#### Given task
Take the material and output all of it exactly.

#### Source material
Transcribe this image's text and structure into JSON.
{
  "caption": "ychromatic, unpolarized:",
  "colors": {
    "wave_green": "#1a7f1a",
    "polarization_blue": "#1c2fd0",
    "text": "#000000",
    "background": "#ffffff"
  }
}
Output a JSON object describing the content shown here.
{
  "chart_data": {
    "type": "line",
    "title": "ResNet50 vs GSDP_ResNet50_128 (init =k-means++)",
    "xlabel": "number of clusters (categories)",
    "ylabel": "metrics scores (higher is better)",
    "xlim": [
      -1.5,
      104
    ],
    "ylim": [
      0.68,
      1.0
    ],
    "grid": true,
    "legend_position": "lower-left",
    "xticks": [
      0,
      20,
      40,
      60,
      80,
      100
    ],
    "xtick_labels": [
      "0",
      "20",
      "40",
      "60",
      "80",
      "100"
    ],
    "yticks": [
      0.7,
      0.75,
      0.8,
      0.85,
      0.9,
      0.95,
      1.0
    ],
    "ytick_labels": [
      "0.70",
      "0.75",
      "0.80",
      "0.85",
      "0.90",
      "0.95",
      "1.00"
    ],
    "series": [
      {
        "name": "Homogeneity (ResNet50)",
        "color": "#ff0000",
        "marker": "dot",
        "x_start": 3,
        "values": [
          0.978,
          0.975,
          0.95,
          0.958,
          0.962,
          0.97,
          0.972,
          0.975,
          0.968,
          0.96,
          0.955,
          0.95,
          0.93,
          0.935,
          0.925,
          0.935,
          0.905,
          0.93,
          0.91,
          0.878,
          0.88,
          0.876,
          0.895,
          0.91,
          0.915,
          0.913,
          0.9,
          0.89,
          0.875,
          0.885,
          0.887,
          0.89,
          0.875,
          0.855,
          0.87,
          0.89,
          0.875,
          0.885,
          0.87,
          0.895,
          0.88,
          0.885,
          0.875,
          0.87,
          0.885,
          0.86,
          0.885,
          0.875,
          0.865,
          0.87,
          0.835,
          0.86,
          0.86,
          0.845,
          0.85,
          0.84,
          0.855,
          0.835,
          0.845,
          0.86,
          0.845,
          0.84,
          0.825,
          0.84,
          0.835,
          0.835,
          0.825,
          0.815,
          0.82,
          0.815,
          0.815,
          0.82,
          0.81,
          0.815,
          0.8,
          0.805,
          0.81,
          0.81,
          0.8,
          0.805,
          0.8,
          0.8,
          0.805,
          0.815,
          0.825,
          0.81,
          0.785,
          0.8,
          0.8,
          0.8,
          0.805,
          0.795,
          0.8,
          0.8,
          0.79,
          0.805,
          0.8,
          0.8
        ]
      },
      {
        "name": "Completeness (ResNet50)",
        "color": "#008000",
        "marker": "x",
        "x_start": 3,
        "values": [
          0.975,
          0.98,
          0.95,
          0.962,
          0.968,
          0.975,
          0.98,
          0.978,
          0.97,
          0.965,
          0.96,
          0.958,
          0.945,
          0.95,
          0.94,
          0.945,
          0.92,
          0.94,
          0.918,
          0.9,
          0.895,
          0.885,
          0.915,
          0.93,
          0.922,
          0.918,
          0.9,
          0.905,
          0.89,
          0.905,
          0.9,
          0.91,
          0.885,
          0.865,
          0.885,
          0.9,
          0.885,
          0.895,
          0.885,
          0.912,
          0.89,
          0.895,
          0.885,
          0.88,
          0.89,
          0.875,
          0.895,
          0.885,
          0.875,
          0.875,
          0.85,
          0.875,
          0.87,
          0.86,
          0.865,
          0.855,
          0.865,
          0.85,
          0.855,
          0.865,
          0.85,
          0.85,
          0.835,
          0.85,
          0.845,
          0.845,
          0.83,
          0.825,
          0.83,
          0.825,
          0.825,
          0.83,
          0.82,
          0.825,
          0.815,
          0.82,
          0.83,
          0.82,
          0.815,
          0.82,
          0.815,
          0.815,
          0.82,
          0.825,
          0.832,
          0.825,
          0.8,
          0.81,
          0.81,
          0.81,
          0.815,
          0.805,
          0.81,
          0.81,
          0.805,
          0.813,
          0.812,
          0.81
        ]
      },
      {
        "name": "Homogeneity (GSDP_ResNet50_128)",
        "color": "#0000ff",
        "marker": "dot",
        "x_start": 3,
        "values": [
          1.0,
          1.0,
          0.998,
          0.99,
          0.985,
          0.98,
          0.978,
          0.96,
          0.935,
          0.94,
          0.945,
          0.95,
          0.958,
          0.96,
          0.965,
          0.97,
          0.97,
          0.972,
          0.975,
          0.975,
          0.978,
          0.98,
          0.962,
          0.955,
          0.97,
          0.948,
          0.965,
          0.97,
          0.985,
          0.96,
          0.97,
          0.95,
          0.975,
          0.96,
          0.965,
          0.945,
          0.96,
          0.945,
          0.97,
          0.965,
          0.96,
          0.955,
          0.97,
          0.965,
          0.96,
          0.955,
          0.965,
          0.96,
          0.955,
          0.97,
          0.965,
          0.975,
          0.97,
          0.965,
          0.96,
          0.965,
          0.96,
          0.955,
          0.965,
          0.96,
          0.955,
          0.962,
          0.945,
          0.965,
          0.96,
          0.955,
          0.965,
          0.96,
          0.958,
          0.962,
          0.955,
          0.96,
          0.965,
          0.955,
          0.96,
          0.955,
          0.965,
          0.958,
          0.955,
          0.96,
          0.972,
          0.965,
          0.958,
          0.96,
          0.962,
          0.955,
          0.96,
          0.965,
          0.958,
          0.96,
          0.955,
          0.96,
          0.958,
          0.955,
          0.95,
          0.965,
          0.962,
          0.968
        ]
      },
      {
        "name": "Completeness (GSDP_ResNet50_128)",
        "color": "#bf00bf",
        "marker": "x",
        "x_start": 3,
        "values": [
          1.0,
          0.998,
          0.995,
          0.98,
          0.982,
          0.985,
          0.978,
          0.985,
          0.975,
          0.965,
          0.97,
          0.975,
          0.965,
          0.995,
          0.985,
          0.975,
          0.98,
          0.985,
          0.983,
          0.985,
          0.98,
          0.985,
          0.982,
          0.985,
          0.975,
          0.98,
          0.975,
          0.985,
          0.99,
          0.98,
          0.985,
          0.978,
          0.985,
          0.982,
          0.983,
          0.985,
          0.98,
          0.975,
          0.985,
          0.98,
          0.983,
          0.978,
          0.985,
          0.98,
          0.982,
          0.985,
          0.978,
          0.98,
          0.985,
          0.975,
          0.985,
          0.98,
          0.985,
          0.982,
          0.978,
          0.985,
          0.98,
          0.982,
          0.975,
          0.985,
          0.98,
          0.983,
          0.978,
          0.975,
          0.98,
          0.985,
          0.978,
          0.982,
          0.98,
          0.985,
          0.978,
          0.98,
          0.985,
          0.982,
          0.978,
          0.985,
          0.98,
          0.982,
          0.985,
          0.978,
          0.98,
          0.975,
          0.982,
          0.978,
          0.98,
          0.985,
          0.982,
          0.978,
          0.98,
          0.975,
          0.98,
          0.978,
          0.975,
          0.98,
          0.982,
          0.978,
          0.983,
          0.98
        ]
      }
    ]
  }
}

#### Exercise answer
Transcribe this image's text and structure into JSON.
{
  "caption": "ychromatic, unpolarized:",
  "colors": {
    "wave_green": "#1a7f1a",
    "polarization_blue": "#1c2fd0",
    "text": "#000000",
    "background": "#ffffff"
  }
}
Output a JSON object describing the content shown here.
{
  "chart_data": {
    "type": "line",
    "title": "ResNet50 vs GSDP_ResNet50_128 (init =k-means++)",
    "xlabel": "number of clusters (categories)",
    "ylabel": "metrics scores (higher is better)",
    "xlim": [
      -1.5,
      104
    ],
    "ylim": [
      0.68,
      1.0
    ],
    "grid": true,
    "legend_position": "lower-left",
    "xticks": [
      0,
      20,
      40,
      60,
      80,
      100
    ],
    "xtick_labels": [
      "0",
      "20",
      "40",
      "60",
      "80",
      "100"
    ],
    "yticks": [
      0.7,
      0.75,
      0.8,
      0.85,
      0.9,
      0.95,
      1.0
    ],
    "ytick_labels": [
      "0.70",
      "0.75",
      "0.80",
      "0.85",
      "0.90",
      "0.95",
      "1.00"
    ],
    "series": [
      {
        "name": "Homogeneity (ResNet50)",
        "color": "#ff0000",
        "marker": "dot",
        "x_start": 3,
        "values": [
          0.978,
          0.975,
          0.95,
          0.958,
          0.962,
          0.97,
          0.972,
          0.975,
          0.968,
          0.96,
          0.955,
          0.95,
          0.93,
          0.935,
          0.925,
          0.935,
          0.905,
          0.93,
          0.91,
          0.878,
          0.88,
          0.876,
          0.895,
          0.91,
          0.915,
          0.913,
          0.9,
          0.89,
          0.875,
          0.885,
          0.887,
          0.89,
          0.875,
          0.855,
          0.87,
          0.89,
          0.875,
          0.885,
          0.87,
          0.895,
          0.88,
          0.885,
          0.875,
          0.87,
          0.885,
          0.86,
          0.885,
          0.875,
          0.865,
          0.87,
          0.835,
          0.86,
          0.86,
          0.845,
          0.85,
          0.84,
          0.855,
          0.835,
          0.845,
          0.86,
          0.845,
          0.84,
          0.825,
          0.84,
          0.835,
          0.835,
          0.825,
          0.815,
          0.82,
          0.815,
          0.815,
          0.82,
          0.81,
          0.815,
          0.8,
          0.805,
          0.81,
          0.81,
          0.8,
          0.805,
          0.8,
          0.8,
          0.805,
          0.815,
          0.825,
          0.81,
          0.785,
          0.8,
          0.8,
          0.8,
          0.805,
          0.795,
          0.8,
          0.8,
          0.79,
          0.805,
          0.8,
          0.8
        ]
      },
      {
        "name": "Completeness (ResNet50)",
        "color": "#008000",
        "marker": "x",
        "x_start": 3,
        "values": [
          0.975,
          0.98,
          0.95,
          0.962,
          0.968,
          0.975,
          0.98,
          0.978,
          0.97,
          0.965,
          0.96,
          0.958,
          0.945,
          0.95,
          0.94,
          0.945,
          0.92,
          0.94,
          0.918,
          0.9,
          0.895,
          0.885,
          0.915,
          0.93,
          0.922,
          0.918,
          0.9,
          0.905,
          0.89,
          0.905,
          0.9,
          0.91,
          0.885,
          0.865,
          0.885,
          0.9,
          0.885,
          0.895,
          0.885,
          0.912,
          0.89,
          0.895,
          0.885,
          0.88,
          0.89,
          0.875,
          0.895,
          0.885,
          0.875,
          0.875,
          0.85,
          0.875,
          0.87,
          0.86,
          0.865,
          0.855,
          0.865,
          0.85,
          0.855,
          0.865,
          0.85,
          0.85,
          0.835,
          0.85,
          0.845,
          0.845,
          0.83,
          0.825,
          0.83,
          0.825,
          0.825,
          0.83,
          0.82,
          0.825,
          0.815,
          0.82,
          0.83,
          0.82,
          0.815,
          0.82,
          0.815,
          0.815,
          0.82,
          0.825,
          0.832,
          0.825,
          0.8,
          0.81,
          0.81,
          0.81,
          0.815,
          0.805,
          0.81,
          0.81,
          0.805,
          0.813,
          0.812,
          0.81
        ]
      },
      {
        "name": "Homogeneity (GSDP_ResNet50_128)",
        "color": "#0000ff",
        "marker": "dot",
        "x_start": 3,
        "values": [
          1.0,
          1.0,
          0.998,
          0.99,
          0.985,
          0.98,
          0.978,
          0.96,
          0.935,
          0.94,
          0.945,
          0.95,
          0.958,
          0.96,
          0.965,
          0.97,
          0.97,
          0.972,
          0.975,
          0.975,
          0.978,
          0.98,
          0.962,
          0.955,
          0.97,
          0.948,
          0.965,
          0.97,
          0.985,
          0.96,
          0.97,
          0.95,
          0.975,
          0.96,
          0.965,
          0.945,
          0.96,
          0.945,
          0.97,
          0.965,
          0.96,
          0.955,
          0.97,
          0.965,
          0.96,
          0.955,
          0.965,
          0.96,
          0.955,
          0.97,
          0.965,
          0.975,
          0.97,
          0.965,
          0.96,
          0.965,
          0.96,
          0.955,
          0.965,
          0.96,
          0.955,
          0.962,
          0.945,
          0.965,
          0.96,
          0.955,
          0.965,
          0.96,
          0.958,
          0.962,
          0.955,
          0.96,
          0.965,
          0.955,
          0.96,
          0.955,
          0.965,
          0.958,
          0.955,
          0.96,
          0.972,
          0.965,
          0.958,
          0.96,
          0.962,
          0.955,
          0.96,
          0.965,
          0.958,
          0.96,
          0.955,
          0.96,
          0.958,
          0.955,
          0.95,
          0.965,
          0.962,
          0.968
        ]
      },
      {
        "name": "Completeness (GSDP_ResNet50_128)",
        "color": "#bf00bf",
        "marker": "x",
        "x_start": 3,
        "values": [
          1.0,
          0.998,
          0.995,
          0.98,
          0.982,
          0.985,
          0.978,
          0.985,
          0.975,
          0.965,
          0.97,
          0.975,
          0.965,
          0.995,
          0.985,
          0.975,
          0.98,
          0.985,
          0.983,
          0.985,
          0.98,
          0.985,
          0.982,
          0.985,
          0.975,
          0.98,
          0.975,
          0.985,
          0.99,
          0.98,
          0.985,
          0.978,
          0.985,
          0.982,
          0.983,
          0.985,
          0.98,
          0.975,
          0.985,
          0.98,
          0.983,
          0.978,
          0.985,
          0.98,
          0.982,
          0.985,
          0.978,
          0.98,
          0.985,
          0.975,
          0.985,
          0.98,
          0.985,
          0.982,
          0.978,
          0.985,
          0.98,
          0.982,
          0.975,
          0.985,
          0.98,
          0.983,
          0.978,
          0.975,
          0.98,
          0.985,
          0.978,
          0.982,
          0.98,
          0.985,
          0.978,
          0.98,
          0.985,
          0.982,
          0.978,
          0.985,
          0.98,
          0.982,
          0.985,
          0.978,
          0.98,
          0.975,
          0.982,
          0.978,
          0.98,
          0.985,
          0.982,
          0.978,
          0.98,
          0.975,
          0.98,
          0.978,
          0.975,
          0.98,
          0.982,
          0.978,
          0.983,
          0.98
        ]
      }
    ]
  }
}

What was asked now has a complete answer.